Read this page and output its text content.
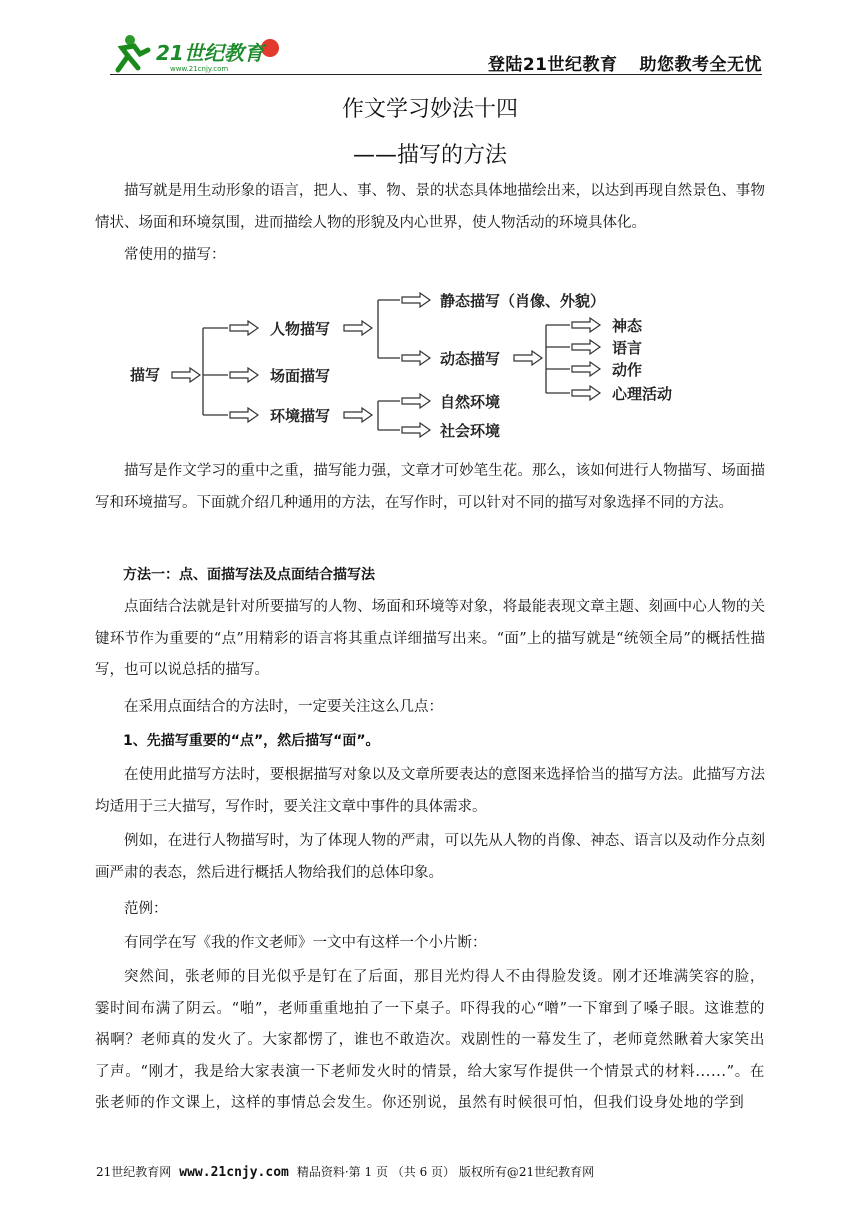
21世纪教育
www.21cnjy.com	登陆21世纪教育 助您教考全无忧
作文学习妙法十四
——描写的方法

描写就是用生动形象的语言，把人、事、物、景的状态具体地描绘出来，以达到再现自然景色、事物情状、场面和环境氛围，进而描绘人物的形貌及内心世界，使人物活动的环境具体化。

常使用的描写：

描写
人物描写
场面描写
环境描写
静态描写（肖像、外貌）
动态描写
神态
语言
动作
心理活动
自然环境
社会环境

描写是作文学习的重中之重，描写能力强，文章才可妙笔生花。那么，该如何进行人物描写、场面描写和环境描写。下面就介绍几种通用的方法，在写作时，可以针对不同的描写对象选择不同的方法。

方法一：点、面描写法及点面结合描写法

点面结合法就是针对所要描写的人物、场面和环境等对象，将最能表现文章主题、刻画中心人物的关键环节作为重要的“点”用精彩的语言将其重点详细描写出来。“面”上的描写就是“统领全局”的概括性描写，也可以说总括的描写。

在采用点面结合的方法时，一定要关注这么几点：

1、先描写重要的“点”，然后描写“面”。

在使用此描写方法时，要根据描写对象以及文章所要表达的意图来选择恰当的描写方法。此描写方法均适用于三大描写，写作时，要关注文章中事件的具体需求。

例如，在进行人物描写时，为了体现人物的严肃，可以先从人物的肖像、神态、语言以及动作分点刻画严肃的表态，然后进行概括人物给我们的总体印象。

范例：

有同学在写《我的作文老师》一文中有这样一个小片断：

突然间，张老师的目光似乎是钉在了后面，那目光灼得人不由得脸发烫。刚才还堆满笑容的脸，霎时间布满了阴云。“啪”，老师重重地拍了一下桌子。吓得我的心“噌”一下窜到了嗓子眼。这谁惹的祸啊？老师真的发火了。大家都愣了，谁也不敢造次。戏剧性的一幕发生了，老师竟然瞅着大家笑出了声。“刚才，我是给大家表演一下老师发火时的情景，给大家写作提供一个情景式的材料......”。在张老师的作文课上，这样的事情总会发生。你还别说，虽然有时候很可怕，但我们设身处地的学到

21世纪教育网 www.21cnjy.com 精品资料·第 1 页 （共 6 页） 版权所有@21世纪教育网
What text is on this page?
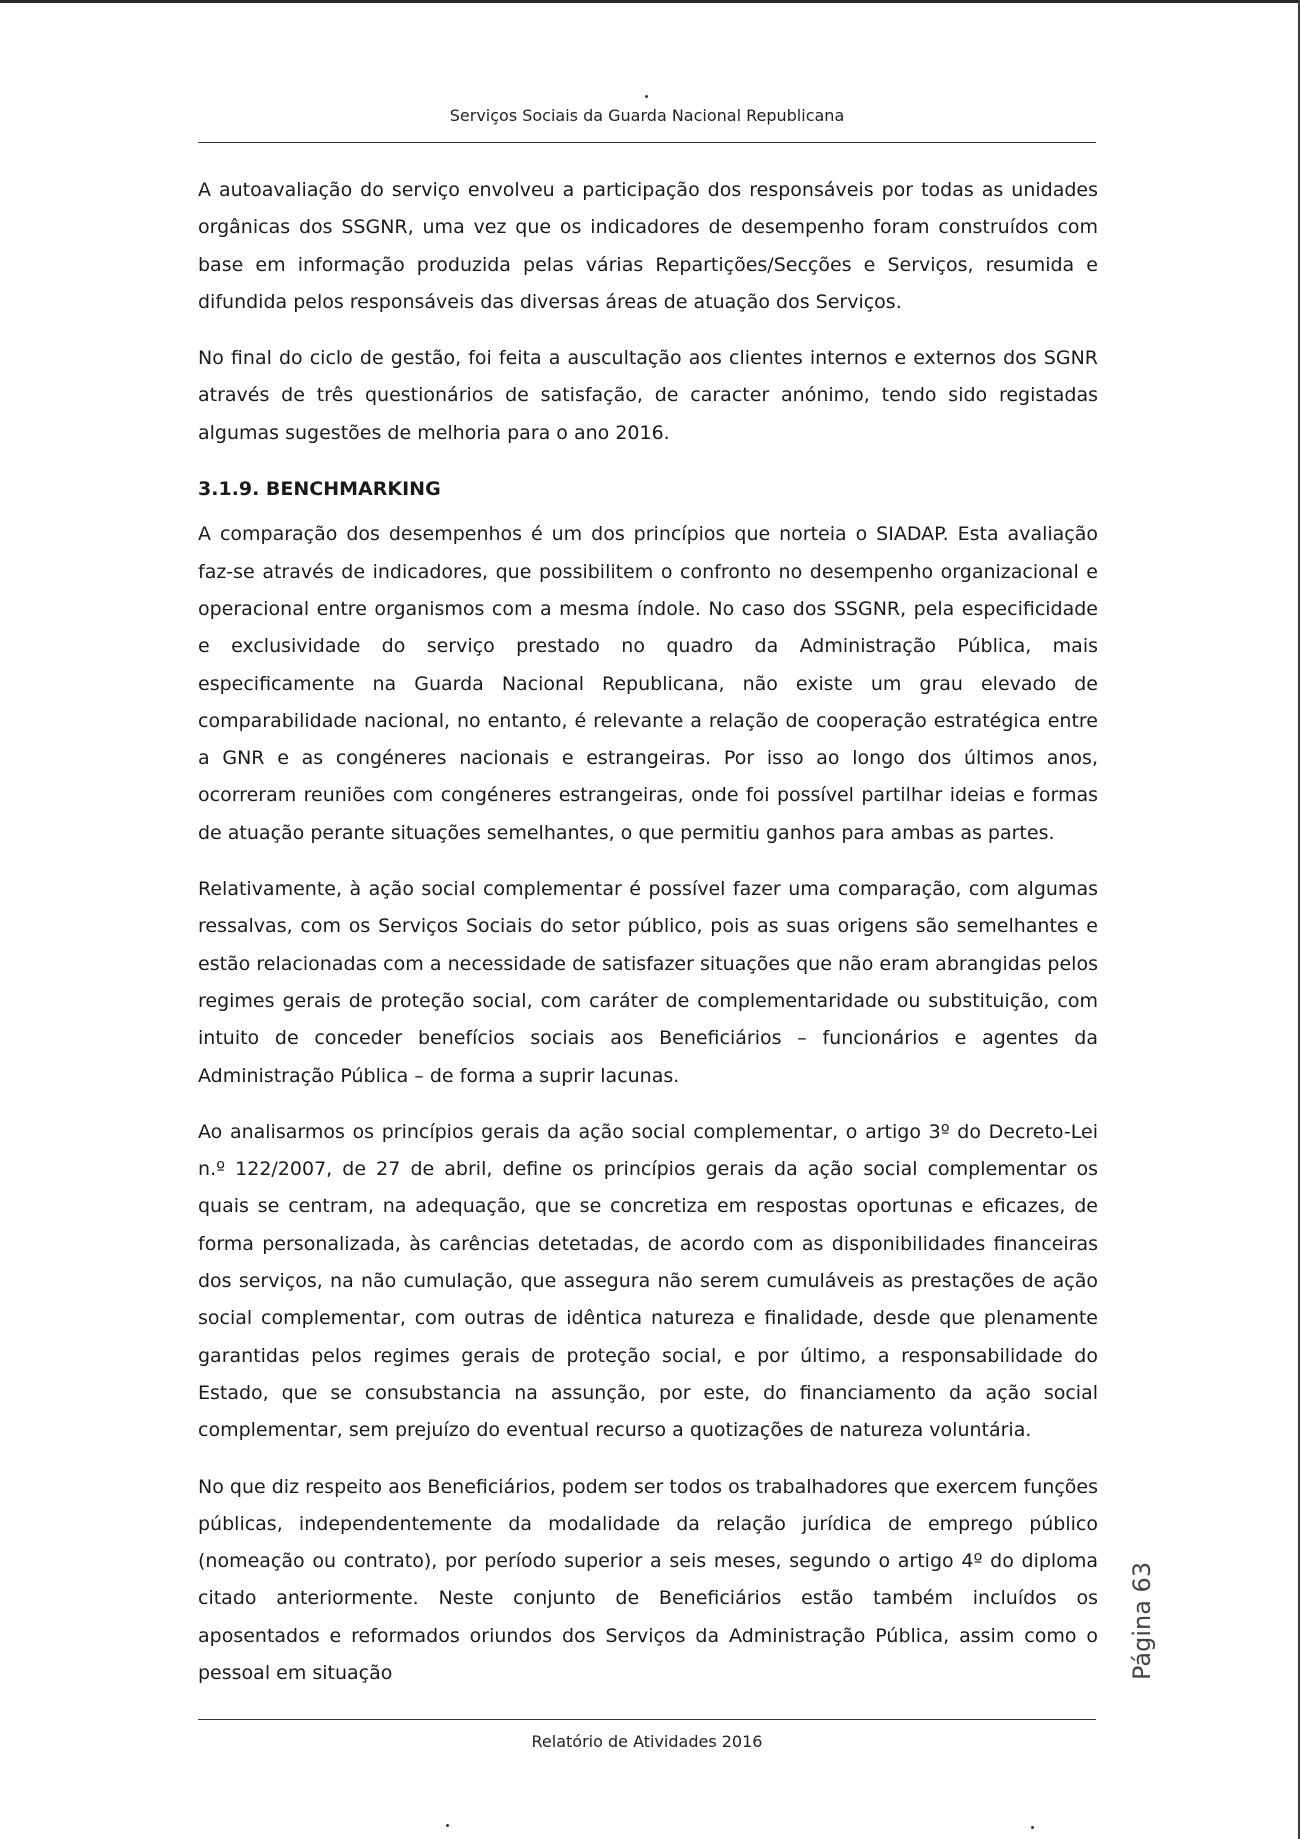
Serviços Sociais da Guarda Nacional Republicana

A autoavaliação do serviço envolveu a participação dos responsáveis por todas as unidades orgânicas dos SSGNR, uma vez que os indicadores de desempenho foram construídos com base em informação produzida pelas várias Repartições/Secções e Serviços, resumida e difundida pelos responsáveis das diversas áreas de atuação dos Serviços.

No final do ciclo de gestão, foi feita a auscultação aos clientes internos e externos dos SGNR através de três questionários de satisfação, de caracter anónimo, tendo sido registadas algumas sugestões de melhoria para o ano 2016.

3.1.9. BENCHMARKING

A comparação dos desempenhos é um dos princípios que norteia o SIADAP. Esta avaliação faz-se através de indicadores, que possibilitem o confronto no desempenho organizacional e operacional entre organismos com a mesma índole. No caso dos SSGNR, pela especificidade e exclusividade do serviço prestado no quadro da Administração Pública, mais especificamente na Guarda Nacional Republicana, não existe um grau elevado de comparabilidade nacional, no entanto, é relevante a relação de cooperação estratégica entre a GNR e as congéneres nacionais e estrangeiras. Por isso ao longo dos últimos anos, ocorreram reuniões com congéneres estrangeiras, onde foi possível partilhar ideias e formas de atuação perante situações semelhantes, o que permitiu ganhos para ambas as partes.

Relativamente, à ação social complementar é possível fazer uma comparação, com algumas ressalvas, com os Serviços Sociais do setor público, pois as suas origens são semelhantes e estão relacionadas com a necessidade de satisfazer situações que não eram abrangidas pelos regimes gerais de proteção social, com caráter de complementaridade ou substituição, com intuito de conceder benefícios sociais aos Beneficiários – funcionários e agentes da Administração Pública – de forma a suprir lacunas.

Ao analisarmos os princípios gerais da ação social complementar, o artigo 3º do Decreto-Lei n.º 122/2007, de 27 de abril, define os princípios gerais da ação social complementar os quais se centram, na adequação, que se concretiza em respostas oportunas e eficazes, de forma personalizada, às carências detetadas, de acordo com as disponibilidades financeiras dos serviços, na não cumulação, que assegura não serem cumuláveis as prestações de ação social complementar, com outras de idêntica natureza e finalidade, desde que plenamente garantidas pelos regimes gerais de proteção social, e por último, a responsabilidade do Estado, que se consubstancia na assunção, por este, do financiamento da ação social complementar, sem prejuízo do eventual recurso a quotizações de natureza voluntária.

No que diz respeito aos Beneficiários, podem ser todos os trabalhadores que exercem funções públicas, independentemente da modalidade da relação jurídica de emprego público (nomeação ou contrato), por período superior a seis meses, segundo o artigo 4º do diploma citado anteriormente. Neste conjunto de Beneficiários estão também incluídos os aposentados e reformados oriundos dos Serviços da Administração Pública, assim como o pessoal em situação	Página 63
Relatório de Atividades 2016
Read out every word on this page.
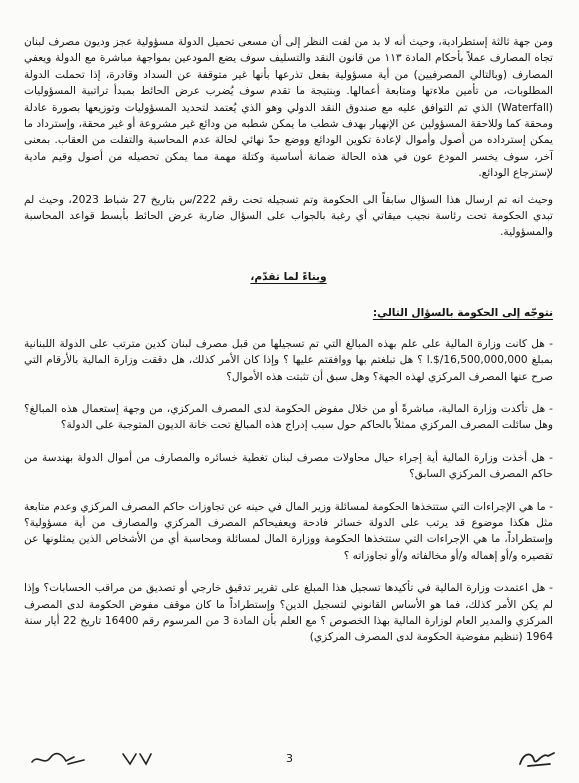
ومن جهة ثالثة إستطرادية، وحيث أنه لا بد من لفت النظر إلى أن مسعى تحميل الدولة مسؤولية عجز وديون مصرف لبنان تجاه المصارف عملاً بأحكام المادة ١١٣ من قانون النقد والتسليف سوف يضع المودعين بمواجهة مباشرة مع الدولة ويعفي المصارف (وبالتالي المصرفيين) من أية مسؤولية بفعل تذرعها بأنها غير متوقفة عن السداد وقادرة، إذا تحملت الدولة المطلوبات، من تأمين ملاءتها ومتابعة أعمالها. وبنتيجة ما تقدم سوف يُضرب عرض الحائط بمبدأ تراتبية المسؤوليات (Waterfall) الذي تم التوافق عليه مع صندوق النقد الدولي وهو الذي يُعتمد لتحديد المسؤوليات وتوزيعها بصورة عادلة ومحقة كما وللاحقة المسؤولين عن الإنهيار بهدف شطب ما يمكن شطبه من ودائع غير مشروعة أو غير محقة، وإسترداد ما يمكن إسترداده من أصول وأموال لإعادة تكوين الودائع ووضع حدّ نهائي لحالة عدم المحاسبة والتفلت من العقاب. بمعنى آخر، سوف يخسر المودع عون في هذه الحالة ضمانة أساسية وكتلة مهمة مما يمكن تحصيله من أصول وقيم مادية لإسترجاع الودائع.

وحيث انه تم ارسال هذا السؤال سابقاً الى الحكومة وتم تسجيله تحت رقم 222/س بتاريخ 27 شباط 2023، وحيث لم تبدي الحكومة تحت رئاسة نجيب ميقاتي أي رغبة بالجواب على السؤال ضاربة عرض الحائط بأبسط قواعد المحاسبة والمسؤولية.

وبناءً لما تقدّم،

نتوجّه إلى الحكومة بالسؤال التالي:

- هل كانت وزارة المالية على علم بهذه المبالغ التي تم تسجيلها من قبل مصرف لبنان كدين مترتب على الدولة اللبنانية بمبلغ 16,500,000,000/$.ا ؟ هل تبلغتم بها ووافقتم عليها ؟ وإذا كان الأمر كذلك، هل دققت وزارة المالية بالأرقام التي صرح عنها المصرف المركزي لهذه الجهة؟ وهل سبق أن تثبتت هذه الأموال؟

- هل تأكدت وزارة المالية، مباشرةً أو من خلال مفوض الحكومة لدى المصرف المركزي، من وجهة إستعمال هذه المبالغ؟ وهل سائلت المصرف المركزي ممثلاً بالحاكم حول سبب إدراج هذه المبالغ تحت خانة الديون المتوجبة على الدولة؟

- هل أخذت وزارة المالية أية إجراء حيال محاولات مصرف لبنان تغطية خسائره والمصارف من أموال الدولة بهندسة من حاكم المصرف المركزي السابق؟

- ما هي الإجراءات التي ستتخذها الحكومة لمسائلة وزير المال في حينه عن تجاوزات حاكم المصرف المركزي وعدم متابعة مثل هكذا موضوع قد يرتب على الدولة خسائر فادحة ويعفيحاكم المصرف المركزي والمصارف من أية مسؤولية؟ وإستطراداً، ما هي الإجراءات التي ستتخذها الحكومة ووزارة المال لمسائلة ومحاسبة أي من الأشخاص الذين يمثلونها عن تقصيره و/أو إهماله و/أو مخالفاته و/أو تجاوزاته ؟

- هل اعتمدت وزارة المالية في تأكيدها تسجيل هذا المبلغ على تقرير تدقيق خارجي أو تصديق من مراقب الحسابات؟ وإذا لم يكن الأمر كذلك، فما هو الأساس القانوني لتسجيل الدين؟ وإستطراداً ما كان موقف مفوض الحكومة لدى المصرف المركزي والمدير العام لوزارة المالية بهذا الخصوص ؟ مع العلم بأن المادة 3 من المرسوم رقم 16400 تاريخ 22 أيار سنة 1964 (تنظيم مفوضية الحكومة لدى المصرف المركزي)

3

----------

# Exercise objective
In the records above, find the lines containing "Read" and copy them.

# The answer
Read this page and output its text content.
Read out every word on this page.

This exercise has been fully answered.